— Start —
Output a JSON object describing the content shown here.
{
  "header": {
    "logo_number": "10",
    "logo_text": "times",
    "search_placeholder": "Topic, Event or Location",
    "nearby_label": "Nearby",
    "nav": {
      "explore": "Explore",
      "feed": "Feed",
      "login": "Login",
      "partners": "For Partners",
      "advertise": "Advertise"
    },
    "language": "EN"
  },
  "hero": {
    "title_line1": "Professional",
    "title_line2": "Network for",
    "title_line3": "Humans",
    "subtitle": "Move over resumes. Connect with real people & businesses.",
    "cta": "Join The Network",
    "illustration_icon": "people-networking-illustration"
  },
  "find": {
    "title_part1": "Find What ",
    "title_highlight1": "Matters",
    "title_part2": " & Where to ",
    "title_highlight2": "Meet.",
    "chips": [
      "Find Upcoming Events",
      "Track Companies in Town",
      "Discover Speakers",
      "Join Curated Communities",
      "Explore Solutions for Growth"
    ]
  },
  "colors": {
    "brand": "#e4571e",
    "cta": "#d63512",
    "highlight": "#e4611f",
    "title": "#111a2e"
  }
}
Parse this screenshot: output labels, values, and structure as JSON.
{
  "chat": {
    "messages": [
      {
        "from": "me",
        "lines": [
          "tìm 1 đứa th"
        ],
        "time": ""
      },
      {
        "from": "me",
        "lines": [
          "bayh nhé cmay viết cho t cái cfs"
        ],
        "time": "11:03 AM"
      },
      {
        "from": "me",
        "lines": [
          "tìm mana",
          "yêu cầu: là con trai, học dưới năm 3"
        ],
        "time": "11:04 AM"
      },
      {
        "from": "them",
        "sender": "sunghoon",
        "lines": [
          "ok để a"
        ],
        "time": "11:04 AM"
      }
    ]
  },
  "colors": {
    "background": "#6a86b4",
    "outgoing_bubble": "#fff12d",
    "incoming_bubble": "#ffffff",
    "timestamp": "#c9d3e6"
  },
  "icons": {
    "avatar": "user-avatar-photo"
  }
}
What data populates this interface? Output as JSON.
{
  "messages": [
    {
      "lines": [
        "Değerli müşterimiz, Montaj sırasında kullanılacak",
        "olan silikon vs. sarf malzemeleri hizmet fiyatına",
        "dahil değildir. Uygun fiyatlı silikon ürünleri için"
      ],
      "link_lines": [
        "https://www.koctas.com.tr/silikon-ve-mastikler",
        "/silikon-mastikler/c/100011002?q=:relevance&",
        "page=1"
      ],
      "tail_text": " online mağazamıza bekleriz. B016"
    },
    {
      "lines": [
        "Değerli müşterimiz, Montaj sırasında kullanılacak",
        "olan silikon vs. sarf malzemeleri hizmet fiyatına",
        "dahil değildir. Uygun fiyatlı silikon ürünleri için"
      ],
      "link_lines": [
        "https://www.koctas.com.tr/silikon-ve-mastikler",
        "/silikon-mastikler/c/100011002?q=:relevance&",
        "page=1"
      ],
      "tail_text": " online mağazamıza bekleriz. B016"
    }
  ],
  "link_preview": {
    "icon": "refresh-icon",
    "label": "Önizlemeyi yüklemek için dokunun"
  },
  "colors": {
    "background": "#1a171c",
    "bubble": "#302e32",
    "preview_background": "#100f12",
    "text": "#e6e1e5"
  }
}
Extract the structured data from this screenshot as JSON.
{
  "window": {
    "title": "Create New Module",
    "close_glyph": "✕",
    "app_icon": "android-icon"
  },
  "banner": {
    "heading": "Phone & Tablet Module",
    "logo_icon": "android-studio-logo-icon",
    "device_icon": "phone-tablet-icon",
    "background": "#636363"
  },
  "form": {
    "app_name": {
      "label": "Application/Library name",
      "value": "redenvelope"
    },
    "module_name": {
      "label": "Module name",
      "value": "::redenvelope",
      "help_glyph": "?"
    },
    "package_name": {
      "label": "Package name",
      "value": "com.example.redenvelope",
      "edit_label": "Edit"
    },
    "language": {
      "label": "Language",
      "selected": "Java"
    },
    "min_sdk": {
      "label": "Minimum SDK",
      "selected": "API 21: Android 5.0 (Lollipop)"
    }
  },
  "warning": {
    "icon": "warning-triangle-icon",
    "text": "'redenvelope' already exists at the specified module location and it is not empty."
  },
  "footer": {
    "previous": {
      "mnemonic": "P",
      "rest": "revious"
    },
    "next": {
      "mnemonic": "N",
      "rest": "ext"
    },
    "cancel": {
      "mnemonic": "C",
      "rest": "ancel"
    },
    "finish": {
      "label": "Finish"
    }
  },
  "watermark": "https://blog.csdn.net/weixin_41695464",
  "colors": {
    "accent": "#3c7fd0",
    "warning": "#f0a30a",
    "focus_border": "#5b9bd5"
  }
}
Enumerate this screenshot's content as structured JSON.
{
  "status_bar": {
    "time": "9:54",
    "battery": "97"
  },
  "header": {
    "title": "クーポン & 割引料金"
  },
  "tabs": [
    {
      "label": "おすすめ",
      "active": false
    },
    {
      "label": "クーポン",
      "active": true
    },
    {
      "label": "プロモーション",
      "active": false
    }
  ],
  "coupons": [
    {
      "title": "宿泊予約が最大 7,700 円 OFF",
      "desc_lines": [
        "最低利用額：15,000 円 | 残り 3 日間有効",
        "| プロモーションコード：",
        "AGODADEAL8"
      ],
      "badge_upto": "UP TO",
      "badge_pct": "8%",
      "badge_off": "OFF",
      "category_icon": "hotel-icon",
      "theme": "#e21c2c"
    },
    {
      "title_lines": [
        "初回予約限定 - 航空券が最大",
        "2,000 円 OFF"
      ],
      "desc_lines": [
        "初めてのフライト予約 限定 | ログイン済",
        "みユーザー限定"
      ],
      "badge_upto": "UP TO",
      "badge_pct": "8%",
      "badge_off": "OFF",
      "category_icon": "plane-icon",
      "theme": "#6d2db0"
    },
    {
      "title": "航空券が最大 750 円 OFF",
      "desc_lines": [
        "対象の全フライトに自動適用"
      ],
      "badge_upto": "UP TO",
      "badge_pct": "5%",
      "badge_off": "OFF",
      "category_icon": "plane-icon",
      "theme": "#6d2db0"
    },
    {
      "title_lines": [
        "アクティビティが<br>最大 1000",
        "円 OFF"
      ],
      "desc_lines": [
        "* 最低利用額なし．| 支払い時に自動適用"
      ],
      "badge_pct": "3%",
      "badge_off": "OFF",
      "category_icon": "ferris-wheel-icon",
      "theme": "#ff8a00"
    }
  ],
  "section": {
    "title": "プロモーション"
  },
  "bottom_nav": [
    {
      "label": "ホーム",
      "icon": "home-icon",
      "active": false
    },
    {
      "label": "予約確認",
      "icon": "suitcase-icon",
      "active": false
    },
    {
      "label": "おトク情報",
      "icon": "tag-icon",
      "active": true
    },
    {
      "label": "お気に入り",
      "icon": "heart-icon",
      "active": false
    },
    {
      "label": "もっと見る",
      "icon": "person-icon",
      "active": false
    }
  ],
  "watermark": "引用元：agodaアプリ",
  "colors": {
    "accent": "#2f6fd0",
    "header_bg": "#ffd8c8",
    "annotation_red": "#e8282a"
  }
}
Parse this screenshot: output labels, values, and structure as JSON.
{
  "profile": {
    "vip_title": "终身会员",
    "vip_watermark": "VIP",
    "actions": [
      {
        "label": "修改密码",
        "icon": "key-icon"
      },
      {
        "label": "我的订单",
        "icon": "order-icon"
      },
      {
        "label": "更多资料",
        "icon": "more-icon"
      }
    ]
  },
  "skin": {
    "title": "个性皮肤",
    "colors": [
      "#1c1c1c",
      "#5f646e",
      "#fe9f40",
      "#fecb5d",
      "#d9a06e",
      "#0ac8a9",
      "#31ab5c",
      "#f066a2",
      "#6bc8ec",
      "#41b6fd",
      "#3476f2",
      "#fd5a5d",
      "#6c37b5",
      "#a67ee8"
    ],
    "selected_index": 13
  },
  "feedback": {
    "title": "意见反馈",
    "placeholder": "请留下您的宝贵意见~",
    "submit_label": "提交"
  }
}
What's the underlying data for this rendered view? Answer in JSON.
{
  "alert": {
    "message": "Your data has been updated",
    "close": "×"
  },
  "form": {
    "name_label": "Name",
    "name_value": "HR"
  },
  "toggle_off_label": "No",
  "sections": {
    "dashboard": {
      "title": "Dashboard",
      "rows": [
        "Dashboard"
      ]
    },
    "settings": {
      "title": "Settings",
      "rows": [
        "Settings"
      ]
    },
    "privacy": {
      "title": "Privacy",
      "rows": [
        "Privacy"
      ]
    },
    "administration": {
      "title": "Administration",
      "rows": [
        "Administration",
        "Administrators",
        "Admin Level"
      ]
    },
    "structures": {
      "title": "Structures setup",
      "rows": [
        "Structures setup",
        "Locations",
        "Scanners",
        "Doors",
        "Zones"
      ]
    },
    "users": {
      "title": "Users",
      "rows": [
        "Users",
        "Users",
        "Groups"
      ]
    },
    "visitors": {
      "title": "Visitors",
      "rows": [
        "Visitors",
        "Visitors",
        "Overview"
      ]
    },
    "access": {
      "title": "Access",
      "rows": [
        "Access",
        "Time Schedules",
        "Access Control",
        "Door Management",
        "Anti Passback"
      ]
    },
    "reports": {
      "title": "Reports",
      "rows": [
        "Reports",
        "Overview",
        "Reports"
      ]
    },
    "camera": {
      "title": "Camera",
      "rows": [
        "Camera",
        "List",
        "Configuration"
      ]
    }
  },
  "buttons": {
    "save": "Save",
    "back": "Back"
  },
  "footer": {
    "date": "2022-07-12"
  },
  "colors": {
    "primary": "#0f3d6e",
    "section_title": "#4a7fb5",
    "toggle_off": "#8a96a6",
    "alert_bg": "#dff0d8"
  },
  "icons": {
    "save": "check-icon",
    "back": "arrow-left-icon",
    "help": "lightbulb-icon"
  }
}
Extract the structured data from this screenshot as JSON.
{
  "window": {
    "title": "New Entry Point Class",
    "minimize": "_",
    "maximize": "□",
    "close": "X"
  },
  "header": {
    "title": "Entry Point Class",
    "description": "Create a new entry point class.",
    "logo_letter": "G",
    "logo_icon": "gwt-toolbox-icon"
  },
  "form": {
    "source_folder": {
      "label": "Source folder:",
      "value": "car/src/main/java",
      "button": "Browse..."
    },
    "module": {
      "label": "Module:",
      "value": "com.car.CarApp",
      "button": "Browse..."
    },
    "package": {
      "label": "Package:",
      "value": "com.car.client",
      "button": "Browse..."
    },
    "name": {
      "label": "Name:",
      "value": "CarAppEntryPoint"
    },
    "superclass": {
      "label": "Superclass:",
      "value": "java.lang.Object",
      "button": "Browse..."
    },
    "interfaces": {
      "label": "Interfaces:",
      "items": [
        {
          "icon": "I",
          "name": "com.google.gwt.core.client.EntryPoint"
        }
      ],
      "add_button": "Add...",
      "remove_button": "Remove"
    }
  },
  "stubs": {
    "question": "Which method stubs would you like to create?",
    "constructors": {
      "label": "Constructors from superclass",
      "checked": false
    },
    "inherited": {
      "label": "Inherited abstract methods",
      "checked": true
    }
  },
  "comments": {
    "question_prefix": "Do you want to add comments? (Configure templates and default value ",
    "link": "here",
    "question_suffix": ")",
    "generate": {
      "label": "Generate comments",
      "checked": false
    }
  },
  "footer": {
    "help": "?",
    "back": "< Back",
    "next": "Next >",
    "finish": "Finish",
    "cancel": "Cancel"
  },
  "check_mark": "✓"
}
— End —
● **WORK REQUIRED**: Copy, from the material, each line that holds the string "comments".

● **REPLY**:
  "comments": {
    "question_prefix": "Do you want to add comments? (Configure templates and default value ",
      "label": "Generate comments",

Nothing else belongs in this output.